* _Input material_:
_____

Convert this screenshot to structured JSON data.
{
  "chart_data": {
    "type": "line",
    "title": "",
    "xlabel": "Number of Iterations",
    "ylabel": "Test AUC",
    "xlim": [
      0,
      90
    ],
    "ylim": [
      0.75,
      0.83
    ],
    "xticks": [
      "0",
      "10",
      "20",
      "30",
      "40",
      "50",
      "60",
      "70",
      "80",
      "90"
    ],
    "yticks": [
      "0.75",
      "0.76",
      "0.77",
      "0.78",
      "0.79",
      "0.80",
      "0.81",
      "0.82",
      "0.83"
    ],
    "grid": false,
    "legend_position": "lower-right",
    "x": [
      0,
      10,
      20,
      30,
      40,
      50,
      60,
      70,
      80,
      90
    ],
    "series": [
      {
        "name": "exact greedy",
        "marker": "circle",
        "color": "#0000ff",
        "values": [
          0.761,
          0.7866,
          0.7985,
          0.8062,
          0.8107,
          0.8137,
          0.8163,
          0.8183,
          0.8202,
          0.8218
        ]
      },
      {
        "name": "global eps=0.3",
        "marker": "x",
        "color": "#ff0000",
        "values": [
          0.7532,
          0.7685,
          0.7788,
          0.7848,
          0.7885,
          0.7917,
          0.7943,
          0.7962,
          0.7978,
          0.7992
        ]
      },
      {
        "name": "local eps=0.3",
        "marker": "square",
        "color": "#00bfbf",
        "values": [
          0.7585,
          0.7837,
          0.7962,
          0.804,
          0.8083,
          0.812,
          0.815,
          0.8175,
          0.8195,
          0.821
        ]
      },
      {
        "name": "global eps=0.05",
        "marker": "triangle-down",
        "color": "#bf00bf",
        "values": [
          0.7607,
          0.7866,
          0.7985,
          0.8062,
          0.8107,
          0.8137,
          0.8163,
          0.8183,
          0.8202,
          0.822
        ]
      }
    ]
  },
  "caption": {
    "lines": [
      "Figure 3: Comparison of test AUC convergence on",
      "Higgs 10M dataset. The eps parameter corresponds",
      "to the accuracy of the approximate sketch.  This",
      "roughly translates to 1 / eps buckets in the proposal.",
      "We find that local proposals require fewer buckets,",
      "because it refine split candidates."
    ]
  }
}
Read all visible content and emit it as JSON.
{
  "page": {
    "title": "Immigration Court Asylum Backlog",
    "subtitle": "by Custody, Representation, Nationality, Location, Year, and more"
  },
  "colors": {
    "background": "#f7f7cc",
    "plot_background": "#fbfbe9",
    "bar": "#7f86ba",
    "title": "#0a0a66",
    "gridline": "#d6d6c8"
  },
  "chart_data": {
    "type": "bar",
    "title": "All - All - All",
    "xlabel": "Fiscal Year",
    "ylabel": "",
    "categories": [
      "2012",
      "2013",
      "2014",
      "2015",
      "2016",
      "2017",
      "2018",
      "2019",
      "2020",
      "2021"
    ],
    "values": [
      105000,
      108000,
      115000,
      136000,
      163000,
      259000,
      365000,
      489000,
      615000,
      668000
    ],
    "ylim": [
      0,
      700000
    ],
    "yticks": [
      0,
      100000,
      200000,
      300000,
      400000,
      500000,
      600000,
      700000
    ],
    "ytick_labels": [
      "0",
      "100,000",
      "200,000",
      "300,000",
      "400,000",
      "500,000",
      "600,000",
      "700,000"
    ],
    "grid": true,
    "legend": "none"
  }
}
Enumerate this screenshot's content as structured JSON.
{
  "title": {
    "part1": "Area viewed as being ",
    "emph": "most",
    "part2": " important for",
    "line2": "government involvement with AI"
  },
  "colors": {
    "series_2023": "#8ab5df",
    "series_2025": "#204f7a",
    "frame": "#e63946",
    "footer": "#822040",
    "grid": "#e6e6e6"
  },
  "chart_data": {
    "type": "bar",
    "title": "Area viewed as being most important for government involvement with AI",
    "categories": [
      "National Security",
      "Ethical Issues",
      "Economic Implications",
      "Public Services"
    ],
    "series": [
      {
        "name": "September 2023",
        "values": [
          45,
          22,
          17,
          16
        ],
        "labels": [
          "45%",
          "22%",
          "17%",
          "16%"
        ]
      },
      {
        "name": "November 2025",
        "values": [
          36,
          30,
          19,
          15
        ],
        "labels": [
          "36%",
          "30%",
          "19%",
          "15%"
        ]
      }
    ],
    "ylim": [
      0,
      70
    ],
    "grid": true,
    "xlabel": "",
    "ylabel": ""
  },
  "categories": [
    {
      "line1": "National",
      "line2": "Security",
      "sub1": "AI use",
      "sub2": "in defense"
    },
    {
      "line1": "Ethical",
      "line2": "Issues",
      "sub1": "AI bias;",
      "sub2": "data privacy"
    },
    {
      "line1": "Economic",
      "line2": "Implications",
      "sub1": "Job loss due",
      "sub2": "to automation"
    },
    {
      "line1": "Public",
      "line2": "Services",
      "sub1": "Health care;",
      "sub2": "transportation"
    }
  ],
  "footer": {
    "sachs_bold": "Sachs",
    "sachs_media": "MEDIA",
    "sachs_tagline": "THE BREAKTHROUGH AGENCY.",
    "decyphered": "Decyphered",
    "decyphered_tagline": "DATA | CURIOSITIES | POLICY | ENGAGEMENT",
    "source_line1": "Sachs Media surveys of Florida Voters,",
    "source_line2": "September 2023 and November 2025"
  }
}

_____

* _Set exercise_:
Which lines hold the word "most"? Copy all of them.

* _Output of the task_:
    "emph": "most",
    "title": "Area viewed as being most important for government involvement with AI",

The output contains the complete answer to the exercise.